Take the material below and write it all out again exactly.

* begin *

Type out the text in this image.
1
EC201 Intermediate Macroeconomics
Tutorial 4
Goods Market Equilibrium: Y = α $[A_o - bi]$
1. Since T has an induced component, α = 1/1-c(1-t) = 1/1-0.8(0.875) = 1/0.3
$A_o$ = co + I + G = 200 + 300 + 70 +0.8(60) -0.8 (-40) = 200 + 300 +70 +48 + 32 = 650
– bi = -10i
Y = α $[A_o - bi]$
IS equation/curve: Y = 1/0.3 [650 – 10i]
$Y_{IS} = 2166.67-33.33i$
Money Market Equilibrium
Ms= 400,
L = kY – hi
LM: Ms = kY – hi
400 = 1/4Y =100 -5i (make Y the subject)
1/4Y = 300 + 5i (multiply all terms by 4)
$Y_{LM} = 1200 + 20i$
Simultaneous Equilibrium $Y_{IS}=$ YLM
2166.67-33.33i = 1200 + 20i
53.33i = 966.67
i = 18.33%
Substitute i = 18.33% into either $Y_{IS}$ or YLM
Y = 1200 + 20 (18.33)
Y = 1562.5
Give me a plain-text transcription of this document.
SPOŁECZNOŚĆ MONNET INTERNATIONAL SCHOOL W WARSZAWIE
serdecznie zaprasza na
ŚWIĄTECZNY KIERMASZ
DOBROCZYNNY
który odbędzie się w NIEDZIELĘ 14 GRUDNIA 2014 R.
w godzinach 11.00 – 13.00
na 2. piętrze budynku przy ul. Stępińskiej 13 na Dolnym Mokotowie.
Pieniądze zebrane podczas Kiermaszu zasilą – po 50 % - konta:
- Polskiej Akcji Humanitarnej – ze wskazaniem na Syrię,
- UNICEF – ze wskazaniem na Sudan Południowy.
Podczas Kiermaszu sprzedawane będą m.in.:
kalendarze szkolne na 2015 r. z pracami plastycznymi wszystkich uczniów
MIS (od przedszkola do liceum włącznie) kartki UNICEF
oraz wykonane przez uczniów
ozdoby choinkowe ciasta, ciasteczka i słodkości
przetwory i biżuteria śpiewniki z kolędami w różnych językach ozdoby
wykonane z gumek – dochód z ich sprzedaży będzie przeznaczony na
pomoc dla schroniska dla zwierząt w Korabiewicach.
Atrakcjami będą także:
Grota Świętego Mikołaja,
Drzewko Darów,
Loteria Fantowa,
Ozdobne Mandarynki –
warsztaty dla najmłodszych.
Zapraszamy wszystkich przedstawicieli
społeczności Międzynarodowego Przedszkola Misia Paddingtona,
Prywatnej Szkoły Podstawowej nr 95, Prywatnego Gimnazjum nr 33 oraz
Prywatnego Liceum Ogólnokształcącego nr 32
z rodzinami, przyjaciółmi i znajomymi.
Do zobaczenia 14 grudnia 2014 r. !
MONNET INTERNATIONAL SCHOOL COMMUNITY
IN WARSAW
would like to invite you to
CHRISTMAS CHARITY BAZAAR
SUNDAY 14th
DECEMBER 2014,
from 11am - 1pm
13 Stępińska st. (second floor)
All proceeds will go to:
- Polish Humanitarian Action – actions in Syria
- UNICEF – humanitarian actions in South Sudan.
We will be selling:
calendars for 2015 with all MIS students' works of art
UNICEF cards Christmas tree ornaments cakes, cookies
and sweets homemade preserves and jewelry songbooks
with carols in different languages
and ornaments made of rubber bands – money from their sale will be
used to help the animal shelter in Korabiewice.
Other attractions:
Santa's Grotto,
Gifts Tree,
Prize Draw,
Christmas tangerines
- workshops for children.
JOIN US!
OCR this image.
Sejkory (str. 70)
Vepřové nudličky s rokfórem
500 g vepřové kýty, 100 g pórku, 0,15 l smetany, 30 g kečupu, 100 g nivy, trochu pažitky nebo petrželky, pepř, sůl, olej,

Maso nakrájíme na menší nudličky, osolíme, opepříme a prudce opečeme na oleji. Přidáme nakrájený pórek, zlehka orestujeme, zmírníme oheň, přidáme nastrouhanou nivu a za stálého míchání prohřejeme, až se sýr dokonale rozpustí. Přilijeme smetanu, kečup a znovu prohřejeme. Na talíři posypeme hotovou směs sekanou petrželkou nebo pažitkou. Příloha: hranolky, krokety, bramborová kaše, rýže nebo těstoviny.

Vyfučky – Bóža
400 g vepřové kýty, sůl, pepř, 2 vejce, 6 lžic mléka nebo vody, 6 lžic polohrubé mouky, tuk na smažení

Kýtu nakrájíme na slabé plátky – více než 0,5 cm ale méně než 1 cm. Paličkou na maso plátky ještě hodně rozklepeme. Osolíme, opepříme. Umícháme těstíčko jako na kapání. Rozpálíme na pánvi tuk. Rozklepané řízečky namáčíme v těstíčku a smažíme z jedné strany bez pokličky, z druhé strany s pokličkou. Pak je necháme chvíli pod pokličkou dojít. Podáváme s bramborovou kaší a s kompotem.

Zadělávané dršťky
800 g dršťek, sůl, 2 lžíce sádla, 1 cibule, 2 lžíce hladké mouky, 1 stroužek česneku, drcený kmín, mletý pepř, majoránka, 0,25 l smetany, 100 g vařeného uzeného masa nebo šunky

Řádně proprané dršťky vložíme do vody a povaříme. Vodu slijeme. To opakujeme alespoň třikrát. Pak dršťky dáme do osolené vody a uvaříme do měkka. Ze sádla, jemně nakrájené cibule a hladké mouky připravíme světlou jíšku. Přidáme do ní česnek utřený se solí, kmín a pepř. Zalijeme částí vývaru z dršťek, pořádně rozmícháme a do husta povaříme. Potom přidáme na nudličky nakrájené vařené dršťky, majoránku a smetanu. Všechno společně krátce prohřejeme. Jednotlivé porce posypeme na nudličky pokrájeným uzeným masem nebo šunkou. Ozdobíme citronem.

* end *

Complete output:
Type out the text in this image.
1
EC201 Intermediate Macroeconomics
Tutorial 4
Goods Market Equilibrium: Y = α $[A_o - bi]$
1. Since T has an induced component, α = 1/1-c(1-t) = 1/1-0.8(0.875) = 1/0.3
$A_o$ = co + I + G = 200 + 300 + 70 +0.8(60) -0.8 (-40) = 200 + 300 +70 +48 + 32 = 650
– bi = -10i
Y = α $[A_o - bi]$
IS equation/curve: Y = 1/0.3 [650 – 10i]
$Y_{IS} = 2166.67-33.33i$
Money Market Equilibrium
Ms= 400,
L = kY – hi
LM: Ms = kY – hi
400 = 1/4Y =100 -5i (make Y the subject)
1/4Y = 300 + 5i (multiply all terms by 4)
$Y_{LM} = 1200 + 20i$
Simultaneous Equilibrium $Y_{IS}=$ YLM
2166.67-33.33i = 1200 + 20i
53.33i = 966.67
i = 18.33%
Substitute i = 18.33% into either $Y_{IS}$ or YLM
Y = 1200 + 20 (18.33)
Y = 1562.5
Give me a plain-text transcription of this document.
SPOŁECZNOŚĆ MONNET INTERNATIONAL SCHOOL W WARSZAWIE
serdecznie zaprasza na
ŚWIĄTECZNY KIERMASZ
DOBROCZYNNY
który odbędzie się w NIEDZIELĘ 14 GRUDNIA 2014 R.
w godzinach 11.00 – 13.00
na 2. piętrze budynku przy ul. Stępińskiej 13 na Dolnym Mokotowie.
Pieniądze zebrane podczas Kiermaszu zasilą – po 50 % - konta:
- Polskiej Akcji Humanitarnej – ze wskazaniem na Syrię,
- UNICEF – ze wskazaniem na Sudan Południowy.
Podczas Kiermaszu sprzedawane będą m.in.:
kalendarze szkolne na 2015 r. z pracami plastycznymi wszystkich uczniów
MIS (od przedszkola do liceum włącznie) kartki UNICEF
oraz wykonane przez uczniów
ozdoby choinkowe ciasta, ciasteczka i słodkości
przetwory i biżuteria śpiewniki z kolędami w różnych językach ozdoby
wykonane z gumek – dochód z ich sprzedaży będzie przeznaczony na
pomoc dla schroniska dla zwierząt w Korabiewicach.
Atrakcjami będą także:
Grota Świętego Mikołaja,
Drzewko Darów,
Loteria Fantowa,
Ozdobne Mandarynki –
warsztaty dla najmłodszych.
Zapraszamy wszystkich przedstawicieli
społeczności Międzynarodowego Przedszkola Misia Paddingtona,
Prywatnej Szkoły Podstawowej nr 95, Prywatnego Gimnazjum nr 33 oraz
Prywatnego Liceum Ogólnokształcącego nr 32
z rodzinami, przyjaciółmi i znajomymi.
Do zobaczenia 14 grudnia 2014 r. !
MONNET INTERNATIONAL SCHOOL COMMUNITY
IN WARSAW
would like to invite you to
CHRISTMAS CHARITY BAZAAR
SUNDAY 14th
DECEMBER 2014,
from 11am - 1pm
13 Stępińska st. (second floor)
All proceeds will go to:
- Polish Humanitarian Action – actions in Syria
- UNICEF – humanitarian actions in South Sudan.
We will be selling:
calendars for 2015 with all MIS students' works of art
UNICEF cards Christmas tree ornaments cakes, cookies
and sweets homemade preserves and jewelry songbooks
with carols in different languages
and ornaments made of rubber bands – money from their sale will be
used to help the animal shelter in Korabiewice.
Other attractions:
Santa's Grotto,
Gifts Tree,
Prize Draw,
Christmas tangerines
- workshops for children.
JOIN US!
OCR this image.
Sejkory (str. 70)
Vepřové nudličky s rokfórem
500 g vepřové kýty, 100 g pórku, 0,15 l smetany, 30 g kečupu, 100 g nivy, trochu pažitky nebo petrželky, pepř, sůl, olej,

Maso nakrájíme na menší nudličky, osolíme, opepříme a prudce opečeme na oleji. Přidáme nakrájený pórek, zlehka orestujeme, zmírníme oheň, přidáme nastrouhanou nivu a za stálého míchání prohřejeme, až se sýr dokonale rozpustí. Přilijeme smetanu, kečup a znovu prohřejeme. Na talíři posypeme hotovou směs sekanou petrželkou nebo pažitkou. Příloha: hranolky, krokety, bramborová kaše, rýže nebo těstoviny.

Vyfučky – Bóža
400 g vepřové kýty, sůl, pepř, 2 vejce, 6 lžic mléka nebo vody, 6 lžic polohrubé mouky, tuk na smažení

Kýtu nakrájíme na slabé plátky – více než 0,5 cm ale méně než 1 cm. Paličkou na maso plátky ještě hodně rozklepeme. Osolíme, opepříme. Umícháme těstíčko jako na kapání. Rozpálíme na pánvi tuk. Rozklepané řízečky namáčíme v těstíčku a smažíme z jedné strany bez pokličky, z druhé strany s pokličkou. Pak je necháme chvíli pod pokličkou dojít. Podáváme s bramborovou kaší a s kompotem.

Zadělávané dršťky
800 g dršťek, sůl, 2 lžíce sádla, 1 cibule, 2 lžíce hladké mouky, 1 stroužek česneku, drcený kmín, mletý pepř, majoránka, 0,25 l smetany, 100 g vařeného uzeného masa nebo šunky

Řádně proprané dršťky vložíme do vody a povaříme. Vodu slijeme. To opakujeme alespoň třikrát. Pak dršťky dáme do osolené vody a uvaříme do měkka. Ze sádla, jemně nakrájené cibule a hladké mouky připravíme světlou jíšku. Přidáme do ní česnek utřený se solí, kmín a pepř. Zalijeme částí vývaru z dršťek, pořádně rozmícháme a do husta povaříme. Potom přidáme na nudličky nakrájené vařené dršťky, majoránku a smetanu. Všechno společně krátce prohřejeme. Jednotlivé porce posypeme na nudličky pokrájeným uzeným masem nebo šunkou. Ozdobíme citronem.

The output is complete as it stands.